[WORK TO COMPLETE] Among the records below, find each line that includes the string "this" and copy it.

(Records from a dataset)
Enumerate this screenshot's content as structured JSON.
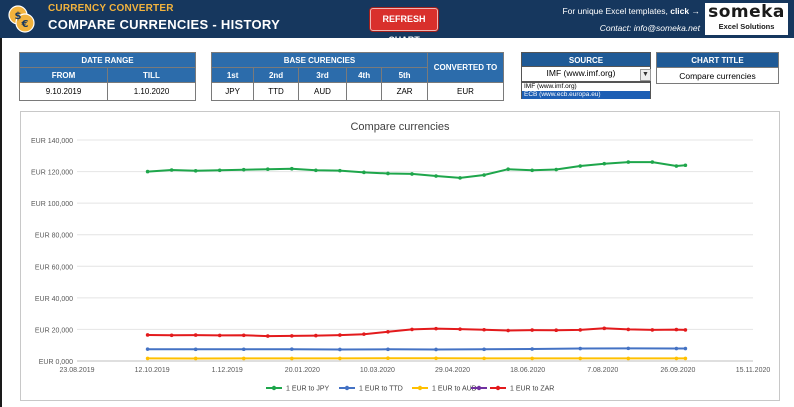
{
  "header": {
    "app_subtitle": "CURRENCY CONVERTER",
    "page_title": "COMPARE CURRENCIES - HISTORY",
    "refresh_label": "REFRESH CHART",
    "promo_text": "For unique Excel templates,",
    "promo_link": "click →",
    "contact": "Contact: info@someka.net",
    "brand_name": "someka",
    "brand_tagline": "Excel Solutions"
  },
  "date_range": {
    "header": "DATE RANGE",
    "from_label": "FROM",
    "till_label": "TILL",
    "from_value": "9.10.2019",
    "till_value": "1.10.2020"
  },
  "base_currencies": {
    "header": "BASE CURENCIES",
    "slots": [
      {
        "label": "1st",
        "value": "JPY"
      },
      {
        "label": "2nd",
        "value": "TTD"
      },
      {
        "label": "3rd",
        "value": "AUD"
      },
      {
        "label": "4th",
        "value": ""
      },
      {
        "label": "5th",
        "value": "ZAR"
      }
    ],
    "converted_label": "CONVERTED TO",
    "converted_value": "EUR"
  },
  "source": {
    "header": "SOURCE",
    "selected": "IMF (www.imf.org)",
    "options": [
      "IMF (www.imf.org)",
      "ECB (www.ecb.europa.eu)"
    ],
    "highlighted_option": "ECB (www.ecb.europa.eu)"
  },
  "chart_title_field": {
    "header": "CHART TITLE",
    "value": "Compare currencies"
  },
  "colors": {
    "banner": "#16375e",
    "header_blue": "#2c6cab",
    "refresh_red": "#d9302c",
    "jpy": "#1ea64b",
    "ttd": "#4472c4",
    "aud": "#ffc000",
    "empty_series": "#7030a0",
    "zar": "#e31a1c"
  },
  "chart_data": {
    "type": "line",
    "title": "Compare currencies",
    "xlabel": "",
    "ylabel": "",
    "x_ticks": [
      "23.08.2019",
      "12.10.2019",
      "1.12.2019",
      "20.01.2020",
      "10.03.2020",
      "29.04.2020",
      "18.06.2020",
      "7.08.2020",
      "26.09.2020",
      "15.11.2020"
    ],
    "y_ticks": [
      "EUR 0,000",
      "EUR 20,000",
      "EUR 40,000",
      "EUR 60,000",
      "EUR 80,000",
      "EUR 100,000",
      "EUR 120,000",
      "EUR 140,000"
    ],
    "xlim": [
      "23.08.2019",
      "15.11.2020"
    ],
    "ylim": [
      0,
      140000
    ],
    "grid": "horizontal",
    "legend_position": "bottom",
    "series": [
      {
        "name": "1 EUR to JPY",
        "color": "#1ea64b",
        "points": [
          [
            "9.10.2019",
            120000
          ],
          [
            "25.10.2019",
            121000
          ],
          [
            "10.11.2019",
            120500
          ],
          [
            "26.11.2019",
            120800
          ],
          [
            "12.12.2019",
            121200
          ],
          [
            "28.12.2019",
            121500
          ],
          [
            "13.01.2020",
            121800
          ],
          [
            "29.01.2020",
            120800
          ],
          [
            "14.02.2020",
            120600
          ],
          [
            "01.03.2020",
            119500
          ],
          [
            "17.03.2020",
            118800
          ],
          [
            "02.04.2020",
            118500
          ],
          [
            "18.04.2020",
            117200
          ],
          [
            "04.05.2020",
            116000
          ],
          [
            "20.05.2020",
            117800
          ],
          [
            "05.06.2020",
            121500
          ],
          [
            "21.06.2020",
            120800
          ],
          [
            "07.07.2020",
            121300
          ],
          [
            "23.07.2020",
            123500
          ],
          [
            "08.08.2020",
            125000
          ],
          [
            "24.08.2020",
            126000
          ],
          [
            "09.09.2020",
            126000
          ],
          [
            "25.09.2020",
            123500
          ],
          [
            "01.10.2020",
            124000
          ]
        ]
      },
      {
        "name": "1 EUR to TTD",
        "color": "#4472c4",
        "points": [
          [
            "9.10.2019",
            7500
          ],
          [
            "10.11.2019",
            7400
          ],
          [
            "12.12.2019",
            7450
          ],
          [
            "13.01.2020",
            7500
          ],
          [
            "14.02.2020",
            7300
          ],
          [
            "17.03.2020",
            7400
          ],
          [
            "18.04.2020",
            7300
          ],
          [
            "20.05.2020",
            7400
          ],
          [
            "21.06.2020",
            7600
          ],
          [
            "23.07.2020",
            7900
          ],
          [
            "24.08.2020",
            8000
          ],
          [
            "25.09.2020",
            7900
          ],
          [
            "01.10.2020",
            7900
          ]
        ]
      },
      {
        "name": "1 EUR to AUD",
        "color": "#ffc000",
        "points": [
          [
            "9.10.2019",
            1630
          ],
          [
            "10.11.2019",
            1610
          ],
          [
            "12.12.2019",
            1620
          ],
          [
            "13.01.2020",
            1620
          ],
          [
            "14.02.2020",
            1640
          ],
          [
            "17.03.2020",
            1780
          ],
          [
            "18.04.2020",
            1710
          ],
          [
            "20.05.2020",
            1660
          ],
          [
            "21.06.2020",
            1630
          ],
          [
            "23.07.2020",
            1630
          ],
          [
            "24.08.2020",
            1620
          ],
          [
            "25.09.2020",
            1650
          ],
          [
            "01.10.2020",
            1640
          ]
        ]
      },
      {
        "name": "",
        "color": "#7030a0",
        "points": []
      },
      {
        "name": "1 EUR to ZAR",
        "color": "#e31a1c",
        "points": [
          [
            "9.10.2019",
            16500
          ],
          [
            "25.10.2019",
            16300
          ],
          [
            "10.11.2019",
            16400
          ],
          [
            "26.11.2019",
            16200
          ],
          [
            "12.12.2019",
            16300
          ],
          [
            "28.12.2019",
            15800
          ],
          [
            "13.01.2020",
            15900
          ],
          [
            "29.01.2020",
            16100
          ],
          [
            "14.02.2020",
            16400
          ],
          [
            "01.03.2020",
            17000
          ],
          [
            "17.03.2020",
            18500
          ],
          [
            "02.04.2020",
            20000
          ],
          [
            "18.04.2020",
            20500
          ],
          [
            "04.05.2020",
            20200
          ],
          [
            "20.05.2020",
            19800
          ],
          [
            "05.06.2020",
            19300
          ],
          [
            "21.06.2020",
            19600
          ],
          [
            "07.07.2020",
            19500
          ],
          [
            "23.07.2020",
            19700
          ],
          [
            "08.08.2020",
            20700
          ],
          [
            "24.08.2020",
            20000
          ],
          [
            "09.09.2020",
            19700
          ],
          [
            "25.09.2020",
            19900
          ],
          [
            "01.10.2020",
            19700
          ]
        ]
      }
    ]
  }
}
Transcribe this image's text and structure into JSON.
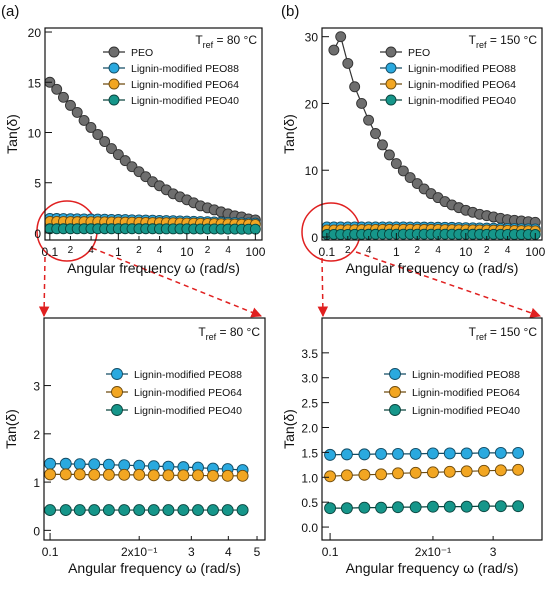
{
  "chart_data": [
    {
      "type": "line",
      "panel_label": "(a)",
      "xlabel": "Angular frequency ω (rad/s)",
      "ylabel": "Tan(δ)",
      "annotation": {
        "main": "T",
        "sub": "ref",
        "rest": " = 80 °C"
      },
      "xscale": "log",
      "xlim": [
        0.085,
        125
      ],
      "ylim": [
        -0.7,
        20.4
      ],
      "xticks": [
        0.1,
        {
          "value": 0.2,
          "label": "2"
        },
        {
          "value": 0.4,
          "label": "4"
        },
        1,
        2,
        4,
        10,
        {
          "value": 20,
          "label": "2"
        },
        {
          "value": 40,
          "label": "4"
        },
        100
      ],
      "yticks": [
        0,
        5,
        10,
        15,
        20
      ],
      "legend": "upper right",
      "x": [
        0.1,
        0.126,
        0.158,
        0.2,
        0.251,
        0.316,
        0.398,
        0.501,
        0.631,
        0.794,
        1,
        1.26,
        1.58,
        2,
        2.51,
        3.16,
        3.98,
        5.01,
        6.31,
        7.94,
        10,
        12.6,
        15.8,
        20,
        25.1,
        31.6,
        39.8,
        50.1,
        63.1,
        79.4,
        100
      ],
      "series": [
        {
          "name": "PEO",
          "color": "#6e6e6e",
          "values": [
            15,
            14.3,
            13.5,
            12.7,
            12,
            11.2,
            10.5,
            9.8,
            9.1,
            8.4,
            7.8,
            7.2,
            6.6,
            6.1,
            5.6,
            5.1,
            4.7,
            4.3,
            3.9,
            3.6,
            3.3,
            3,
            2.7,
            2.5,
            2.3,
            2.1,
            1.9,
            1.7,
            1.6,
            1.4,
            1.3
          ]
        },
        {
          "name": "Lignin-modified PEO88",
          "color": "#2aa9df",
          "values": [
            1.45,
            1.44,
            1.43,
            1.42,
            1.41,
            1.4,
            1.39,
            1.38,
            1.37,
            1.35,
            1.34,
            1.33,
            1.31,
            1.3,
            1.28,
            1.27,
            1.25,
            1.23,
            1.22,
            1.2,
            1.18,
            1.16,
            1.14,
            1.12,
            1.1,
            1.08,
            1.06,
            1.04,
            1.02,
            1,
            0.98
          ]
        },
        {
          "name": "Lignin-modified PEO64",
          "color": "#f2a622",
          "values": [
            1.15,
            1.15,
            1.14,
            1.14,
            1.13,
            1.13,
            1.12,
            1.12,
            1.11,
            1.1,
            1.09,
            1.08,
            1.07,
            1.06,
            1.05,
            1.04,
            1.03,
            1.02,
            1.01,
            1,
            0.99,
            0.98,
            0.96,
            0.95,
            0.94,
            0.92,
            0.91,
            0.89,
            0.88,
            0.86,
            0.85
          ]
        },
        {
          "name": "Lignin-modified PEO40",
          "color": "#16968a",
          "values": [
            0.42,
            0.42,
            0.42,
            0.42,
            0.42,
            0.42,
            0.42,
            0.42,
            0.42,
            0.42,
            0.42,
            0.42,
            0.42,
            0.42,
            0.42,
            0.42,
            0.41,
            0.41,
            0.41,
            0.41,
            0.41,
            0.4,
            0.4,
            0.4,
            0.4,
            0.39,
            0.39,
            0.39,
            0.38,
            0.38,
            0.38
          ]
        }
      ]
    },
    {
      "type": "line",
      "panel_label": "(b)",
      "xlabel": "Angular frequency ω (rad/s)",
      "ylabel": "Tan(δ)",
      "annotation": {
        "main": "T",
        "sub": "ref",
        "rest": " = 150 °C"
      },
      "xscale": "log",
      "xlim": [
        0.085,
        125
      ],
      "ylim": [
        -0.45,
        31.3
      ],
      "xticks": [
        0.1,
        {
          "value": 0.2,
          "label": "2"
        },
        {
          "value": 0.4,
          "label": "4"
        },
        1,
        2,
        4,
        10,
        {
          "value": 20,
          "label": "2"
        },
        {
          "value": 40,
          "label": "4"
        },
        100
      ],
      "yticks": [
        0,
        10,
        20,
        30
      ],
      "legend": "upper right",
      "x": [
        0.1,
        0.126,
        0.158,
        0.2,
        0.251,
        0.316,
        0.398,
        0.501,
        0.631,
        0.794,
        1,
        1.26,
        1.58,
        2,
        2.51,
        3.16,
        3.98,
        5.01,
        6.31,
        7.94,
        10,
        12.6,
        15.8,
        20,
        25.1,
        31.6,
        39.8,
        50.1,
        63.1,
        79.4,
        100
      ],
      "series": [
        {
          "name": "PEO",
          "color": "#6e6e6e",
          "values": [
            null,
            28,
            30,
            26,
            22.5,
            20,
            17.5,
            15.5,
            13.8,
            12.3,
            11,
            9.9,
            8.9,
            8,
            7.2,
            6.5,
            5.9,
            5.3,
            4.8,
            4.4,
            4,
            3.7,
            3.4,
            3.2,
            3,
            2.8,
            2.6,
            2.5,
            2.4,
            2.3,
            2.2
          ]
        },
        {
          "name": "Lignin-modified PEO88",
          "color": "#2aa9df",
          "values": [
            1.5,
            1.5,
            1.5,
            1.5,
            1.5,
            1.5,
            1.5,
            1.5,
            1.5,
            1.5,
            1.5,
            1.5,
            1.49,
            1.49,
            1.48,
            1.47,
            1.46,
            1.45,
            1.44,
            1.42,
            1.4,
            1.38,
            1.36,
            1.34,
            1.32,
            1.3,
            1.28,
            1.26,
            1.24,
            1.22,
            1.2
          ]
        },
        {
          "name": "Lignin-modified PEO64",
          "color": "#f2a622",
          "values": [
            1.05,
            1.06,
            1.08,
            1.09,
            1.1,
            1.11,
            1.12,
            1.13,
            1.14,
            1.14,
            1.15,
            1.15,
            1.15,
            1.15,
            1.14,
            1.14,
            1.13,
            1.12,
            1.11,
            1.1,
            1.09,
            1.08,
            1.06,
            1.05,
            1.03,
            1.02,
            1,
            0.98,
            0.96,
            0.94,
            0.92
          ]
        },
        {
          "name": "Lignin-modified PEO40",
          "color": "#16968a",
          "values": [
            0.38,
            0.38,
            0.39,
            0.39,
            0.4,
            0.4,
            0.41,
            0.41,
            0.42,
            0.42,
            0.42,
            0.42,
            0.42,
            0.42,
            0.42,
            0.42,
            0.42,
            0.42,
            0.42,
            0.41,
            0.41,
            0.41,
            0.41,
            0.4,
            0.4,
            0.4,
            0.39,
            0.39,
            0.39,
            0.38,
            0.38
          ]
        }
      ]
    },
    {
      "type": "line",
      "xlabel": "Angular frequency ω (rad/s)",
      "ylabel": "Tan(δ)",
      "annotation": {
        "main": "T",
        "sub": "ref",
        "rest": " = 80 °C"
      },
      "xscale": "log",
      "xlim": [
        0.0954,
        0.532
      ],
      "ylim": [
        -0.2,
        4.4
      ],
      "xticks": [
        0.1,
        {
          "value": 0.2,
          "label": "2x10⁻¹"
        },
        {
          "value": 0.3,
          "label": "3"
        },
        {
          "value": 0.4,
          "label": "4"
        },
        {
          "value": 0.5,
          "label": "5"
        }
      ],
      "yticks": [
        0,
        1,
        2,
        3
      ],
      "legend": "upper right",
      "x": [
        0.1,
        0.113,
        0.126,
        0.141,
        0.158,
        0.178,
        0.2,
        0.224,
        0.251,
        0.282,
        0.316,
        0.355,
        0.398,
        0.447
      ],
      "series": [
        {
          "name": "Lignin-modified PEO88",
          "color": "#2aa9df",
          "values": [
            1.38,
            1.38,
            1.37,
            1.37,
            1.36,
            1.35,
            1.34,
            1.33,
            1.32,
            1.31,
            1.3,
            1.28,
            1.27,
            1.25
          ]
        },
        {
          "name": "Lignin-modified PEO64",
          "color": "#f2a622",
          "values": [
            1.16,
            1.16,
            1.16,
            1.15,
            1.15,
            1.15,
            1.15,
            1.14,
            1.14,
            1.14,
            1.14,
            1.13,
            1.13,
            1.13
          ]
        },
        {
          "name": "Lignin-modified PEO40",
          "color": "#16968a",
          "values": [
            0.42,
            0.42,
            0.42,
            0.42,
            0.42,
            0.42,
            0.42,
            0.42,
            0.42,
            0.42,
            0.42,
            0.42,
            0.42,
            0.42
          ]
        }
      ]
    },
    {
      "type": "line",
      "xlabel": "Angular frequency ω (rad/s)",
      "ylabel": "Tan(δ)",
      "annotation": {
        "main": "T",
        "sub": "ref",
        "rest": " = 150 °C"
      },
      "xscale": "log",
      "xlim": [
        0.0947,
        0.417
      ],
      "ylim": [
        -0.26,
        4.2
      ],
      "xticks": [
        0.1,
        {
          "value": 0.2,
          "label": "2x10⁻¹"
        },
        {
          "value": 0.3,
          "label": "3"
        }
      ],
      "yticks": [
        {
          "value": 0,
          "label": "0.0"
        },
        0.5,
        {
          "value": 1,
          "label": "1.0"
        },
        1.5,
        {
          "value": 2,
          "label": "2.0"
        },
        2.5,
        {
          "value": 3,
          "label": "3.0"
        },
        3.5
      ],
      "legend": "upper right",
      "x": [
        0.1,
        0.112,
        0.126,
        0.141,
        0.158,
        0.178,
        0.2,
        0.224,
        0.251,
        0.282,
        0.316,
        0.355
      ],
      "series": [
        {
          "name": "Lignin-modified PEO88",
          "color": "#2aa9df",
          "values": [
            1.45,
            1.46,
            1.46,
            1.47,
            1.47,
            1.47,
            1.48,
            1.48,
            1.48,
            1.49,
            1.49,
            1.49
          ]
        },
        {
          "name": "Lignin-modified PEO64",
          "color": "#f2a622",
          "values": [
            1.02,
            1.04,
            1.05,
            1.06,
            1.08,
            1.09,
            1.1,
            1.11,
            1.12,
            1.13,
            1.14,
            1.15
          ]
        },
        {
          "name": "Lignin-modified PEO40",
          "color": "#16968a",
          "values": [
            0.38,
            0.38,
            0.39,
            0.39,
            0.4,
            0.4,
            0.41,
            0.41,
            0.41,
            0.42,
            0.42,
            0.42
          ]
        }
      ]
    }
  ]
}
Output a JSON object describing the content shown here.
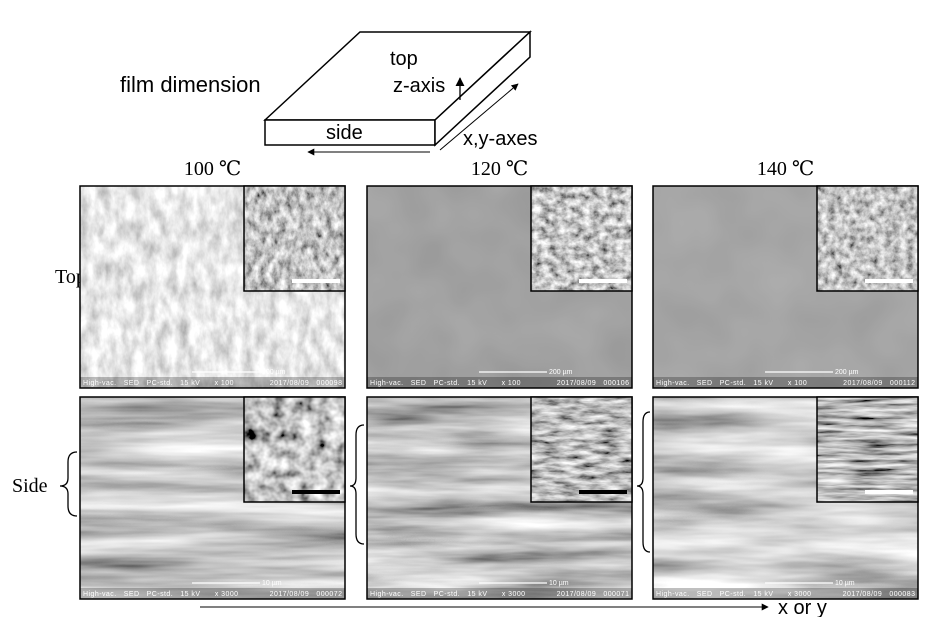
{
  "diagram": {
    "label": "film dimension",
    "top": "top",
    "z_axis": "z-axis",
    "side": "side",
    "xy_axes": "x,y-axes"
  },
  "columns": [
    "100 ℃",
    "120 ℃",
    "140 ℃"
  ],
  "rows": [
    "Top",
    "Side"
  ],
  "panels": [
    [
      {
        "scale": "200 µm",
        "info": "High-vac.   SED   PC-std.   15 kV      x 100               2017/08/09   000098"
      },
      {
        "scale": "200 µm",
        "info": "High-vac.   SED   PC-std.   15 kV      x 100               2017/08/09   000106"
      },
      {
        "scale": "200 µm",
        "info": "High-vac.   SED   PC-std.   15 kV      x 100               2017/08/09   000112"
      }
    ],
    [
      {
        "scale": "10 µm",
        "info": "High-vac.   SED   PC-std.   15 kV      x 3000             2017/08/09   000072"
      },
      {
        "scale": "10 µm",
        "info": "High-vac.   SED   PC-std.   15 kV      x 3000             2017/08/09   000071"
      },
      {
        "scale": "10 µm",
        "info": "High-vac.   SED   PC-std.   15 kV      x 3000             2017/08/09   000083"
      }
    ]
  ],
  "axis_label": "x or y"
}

[WRITTEN REPLY]
Enumerate this screenshot's content as structured JSON.
Transcribe this image's text and structure into JSON.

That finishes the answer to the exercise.